### Records for the task
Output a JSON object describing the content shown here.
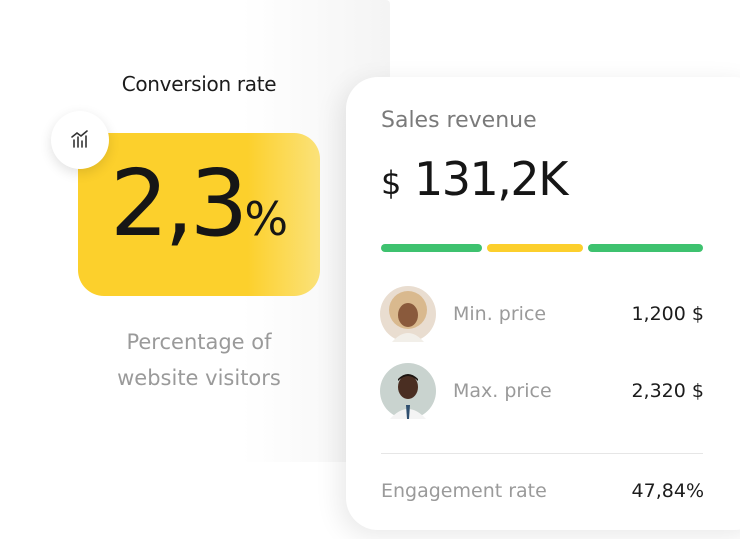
{
  "conversion_card": {
    "title": "Conversion rate",
    "value": "2,3",
    "unit": "%",
    "subtitle_lines": [
      "Percentage of",
      "website visitors"
    ]
  },
  "revenue_card": {
    "title": "Sales revenue",
    "currency": "$",
    "amount": "131,2K",
    "rows": [
      {
        "label": "Min. price",
        "value": "1,200 $"
      },
      {
        "label": "Max. price",
        "value": "2,320 $"
      }
    ],
    "engagement": {
      "label": "Engagement rate",
      "value": "47,84%"
    }
  }
}
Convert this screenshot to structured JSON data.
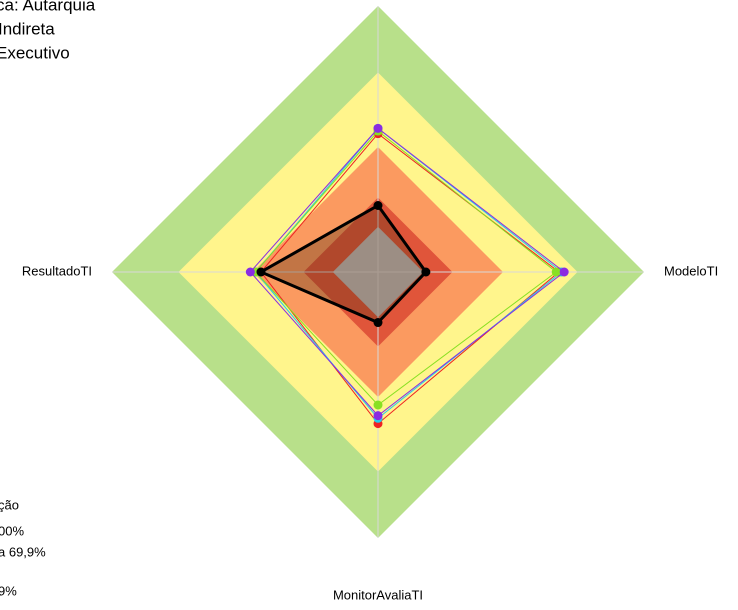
{
  "chart_data": {
    "type": "radar",
    "annotations": [
      "ca: Autarquia",
      "Indireta",
      "Executivo",
      "ção",
      "00%",
      "a 69,9%",
      "9%"
    ],
    "categories": [
      null,
      "ModeloTI",
      "MonitorAvaliaTI",
      "ResultadoTI"
    ],
    "ylim": [
      0,
      100
    ],
    "bands": [
      {
        "value": 100,
        "color": "#b8e08a"
      },
      {
        "value": 75,
        "color": "#fff58c"
      },
      {
        "value": 47,
        "color": "#fb9a60"
      },
      {
        "value": 28,
        "color": "#e0553a"
      },
      {
        "value": 17,
        "color": "#c0c0c0"
      }
    ],
    "series": [
      {
        "color": "#ee2222",
        "values": [
          52,
          68,
          57,
          44
        ]
      },
      {
        "color": "#22ccee",
        "values": [
          54,
          69,
          55,
          46
        ]
      },
      {
        "color": "#88e022",
        "values": [
          53,
          67,
          50,
          46
        ]
      },
      {
        "color": "#8a2be2",
        "values": [
          54,
          70,
          54,
          48
        ]
      },
      {
        "color": "#000000",
        "values": [
          25,
          18,
          19,
          44
        ],
        "fill": true
      }
    ]
  }
}
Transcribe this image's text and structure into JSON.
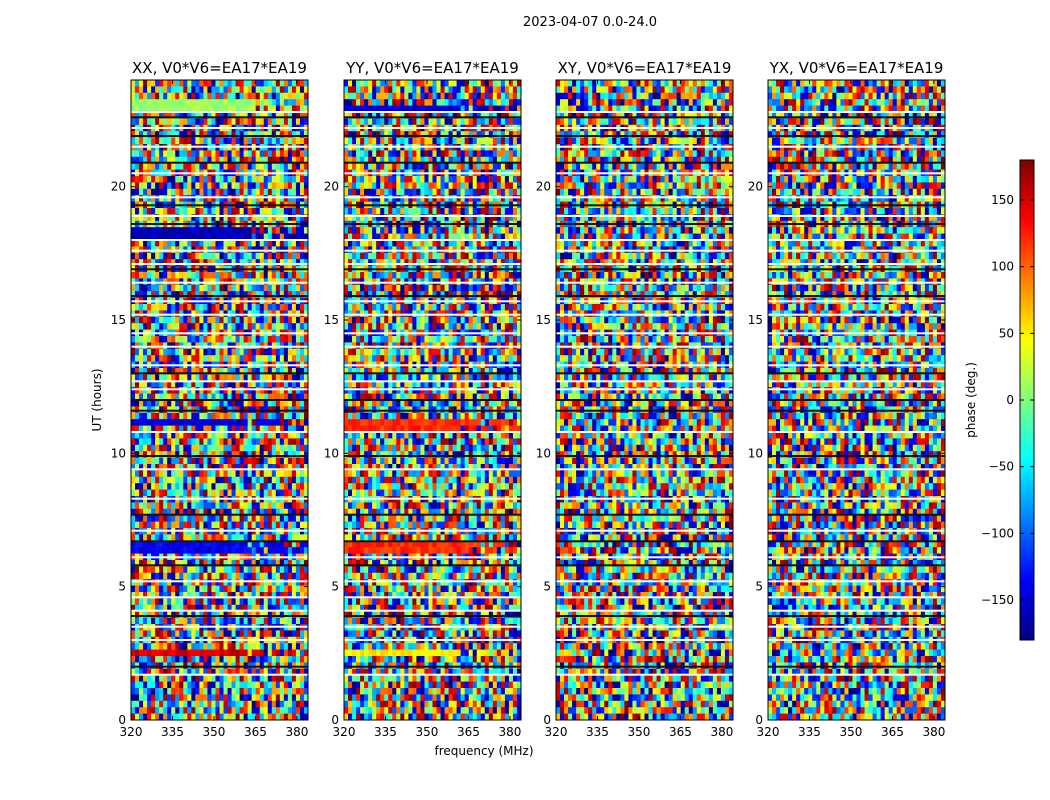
{
  "chart_data": {
    "type": "heatmap",
    "suptitle": "2023-04-07 0.0-24.0",
    "xlabel": "frequency (MHz)",
    "ylabel": "UT (hours)",
    "xlim": [
      320,
      384
    ],
    "ylim": [
      0,
      24
    ],
    "xticks": [
      "320",
      "335",
      "350",
      "365",
      "380"
    ],
    "xtick_values": [
      320,
      335,
      350,
      365,
      380
    ],
    "yticks": [
      "0",
      "5",
      "10",
      "15",
      "20"
    ],
    "ytick_values": [
      0,
      5,
      10,
      15,
      20
    ],
    "colorbar": {
      "label": "phase (deg.)",
      "range": [
        -180,
        180
      ],
      "ticks": [
        "−150",
        "−100",
        "−50",
        "0",
        "50",
        "100",
        "150"
      ],
      "tick_values": [
        -150,
        -100,
        -50,
        0,
        50,
        100,
        150
      ],
      "colormap": "jet",
      "colors": [
        "#00007f",
        "#0000ff",
        "#007fff",
        "#00ffff",
        "#7fff7f",
        "#ffff00",
        "#ff7f00",
        "#ff0000",
        "#7f0000"
      ]
    },
    "panels": [
      {
        "title": "XX, V0*V6=EA17*EA19",
        "bands": [
          {
            "t": 2.5,
            "phase": 150
          },
          {
            "t": 6.5,
            "phase": -140
          },
          {
            "t": 11.2,
            "phase": -150
          },
          {
            "t": 18.3,
            "phase": -160
          },
          {
            "t": 23.0,
            "phase": 10
          }
        ]
      },
      {
        "title": "YY, V0*V6=EA17*EA19",
        "bands": [
          {
            "t": 2.55,
            "phase": 50
          },
          {
            "t": 6.5,
            "phase": 120
          },
          {
            "t": 11.0,
            "phase": 120
          },
          {
            "t": 22.9,
            "phase": -150
          }
        ]
      },
      {
        "title": "XY, V0*V6=EA17*EA19",
        "bands": []
      },
      {
        "title": "YX, V0*V6=EA17*EA19",
        "bands": []
      }
    ]
  }
}
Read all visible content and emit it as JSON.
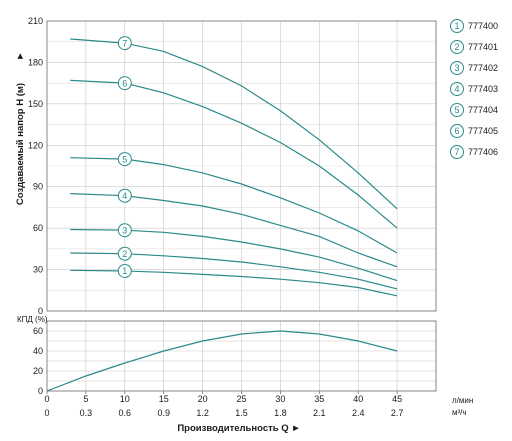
{
  "chart_data": [
    {
      "type": "line",
      "ylabel": "Создаваемый напор H (м)",
      "ylim": [
        0,
        210
      ],
      "yticks": [
        "0",
        "30",
        "60",
        "90",
        "120",
        "150",
        "180",
        "210"
      ],
      "xlim": [
        0,
        50
      ],
      "grid": true,
      "legend_position": "right",
      "x": [
        3,
        10,
        15,
        20,
        25,
        30,
        35,
        40,
        45
      ],
      "series": [
        {
          "name": "777400",
          "label": "1",
          "values": [
            29.5,
            29,
            28,
            26.5,
            25,
            23,
            20.5,
            17,
            11
          ]
        },
        {
          "name": "777401",
          "label": "2",
          "values": [
            42,
            41.5,
            40,
            38,
            35.5,
            32,
            28,
            23,
            16
          ]
        },
        {
          "name": "777402",
          "label": "3",
          "values": [
            59,
            58.5,
            57,
            54,
            50,
            45,
            39,
            31,
            22
          ]
        },
        {
          "name": "777403",
          "label": "4",
          "values": [
            85,
            83.5,
            80,
            76,
            70,
            62,
            54,
            42,
            32
          ]
        },
        {
          "name": "777404",
          "label": "5",
          "values": [
            111,
            110,
            106,
            100,
            92,
            82,
            71,
            58,
            42
          ]
        },
        {
          "name": "777405",
          "label": "6",
          "values": [
            167,
            165,
            158,
            148,
            136,
            122,
            105,
            84,
            60
          ]
        },
        {
          "name": "777406",
          "label": "7",
          "values": [
            197,
            194,
            188,
            177,
            163,
            145,
            124,
            100,
            74
          ]
        }
      ]
    },
    {
      "type": "line",
      "ylabel": "КПД (%)",
      "ylim": [
        0,
        70
      ],
      "yticks": [
        "0",
        "20",
        "40",
        "60"
      ],
      "xlim": [
        0,
        50
      ],
      "grid": true,
      "x": [
        0,
        5,
        10,
        15,
        20,
        25,
        30,
        35,
        40,
        45
      ],
      "series": [
        {
          "values": [
            0,
            15,
            28,
            40,
            50,
            57,
            60,
            57,
            50,
            40
          ]
        }
      ]
    }
  ],
  "x_axis": {
    "primary_ticks": [
      "0",
      "5",
      "10",
      "15",
      "20",
      "25",
      "30",
      "35",
      "40",
      "45"
    ],
    "primary_unit": "л/мин",
    "secondary_ticks": [
      "0",
      "0.3",
      "0.6",
      "0.9",
      "1.2",
      "1.5",
      "1.8",
      "2.1",
      "2.4",
      "2.7"
    ],
    "secondary_unit": "м³/ч",
    "title": "Производительность Q ►"
  },
  "ylabel_arrow": "►",
  "legend": [
    {
      "num": "1",
      "code": "777400"
    },
    {
      "num": "2",
      "code": "777401"
    },
    {
      "num": "3",
      "code": "777402"
    },
    {
      "num": "4",
      "code": "777403"
    },
    {
      "num": "5",
      "code": "777404"
    },
    {
      "num": "6",
      "code": "777405"
    },
    {
      "num": "7",
      "code": "777406"
    }
  ],
  "colors": {
    "curve": "#2a8a8a",
    "grid": "#c9c9c9",
    "frame": "#6a6a6a"
  }
}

### Directions for this task
All lines holding the word "JSON" should be picked out and copied.

### Answer to this exercise
Output a JSON object describing the content shown here.
Convert this screenshot to structured JSON data.
Transcribe this image's text and structure into JSON.
Read all visible content and emit it as JSON.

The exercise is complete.